WORK REQUIRED
Copy each line below in which the string "title" appears.

Figure collection entries
*** Begin section ***

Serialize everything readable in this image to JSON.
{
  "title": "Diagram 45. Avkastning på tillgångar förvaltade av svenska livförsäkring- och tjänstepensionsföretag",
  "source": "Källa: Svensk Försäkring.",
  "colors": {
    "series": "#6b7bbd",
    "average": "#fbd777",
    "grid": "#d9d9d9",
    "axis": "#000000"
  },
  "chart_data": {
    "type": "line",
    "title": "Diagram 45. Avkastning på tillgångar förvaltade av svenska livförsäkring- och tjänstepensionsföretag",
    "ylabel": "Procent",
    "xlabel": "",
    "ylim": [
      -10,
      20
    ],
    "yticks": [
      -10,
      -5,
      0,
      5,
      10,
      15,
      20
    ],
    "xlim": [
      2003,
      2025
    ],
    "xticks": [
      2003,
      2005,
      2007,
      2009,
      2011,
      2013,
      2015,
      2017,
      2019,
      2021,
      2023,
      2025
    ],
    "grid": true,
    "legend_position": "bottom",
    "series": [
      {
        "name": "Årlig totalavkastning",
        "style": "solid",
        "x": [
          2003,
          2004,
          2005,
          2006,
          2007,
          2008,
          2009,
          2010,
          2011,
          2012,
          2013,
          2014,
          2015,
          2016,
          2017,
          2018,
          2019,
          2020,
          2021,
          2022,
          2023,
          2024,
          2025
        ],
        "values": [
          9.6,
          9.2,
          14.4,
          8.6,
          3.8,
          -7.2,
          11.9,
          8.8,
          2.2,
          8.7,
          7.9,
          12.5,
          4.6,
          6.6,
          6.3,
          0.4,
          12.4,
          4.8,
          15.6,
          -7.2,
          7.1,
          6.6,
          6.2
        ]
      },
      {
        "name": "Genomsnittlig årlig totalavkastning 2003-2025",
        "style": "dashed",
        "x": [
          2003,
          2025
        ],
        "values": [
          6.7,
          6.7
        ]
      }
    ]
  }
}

*** End section ***

ANSWER SPACE
  "title": "Diagram 45. Avkastning på tillgångar förvaltade av svenska livförsäkring- och tjänstepensionsföretag",
    "title": "Diagram 45. Avkastning på tillgångar förvaltade av svenska livförsäkring- och tjänstepensionsföretag",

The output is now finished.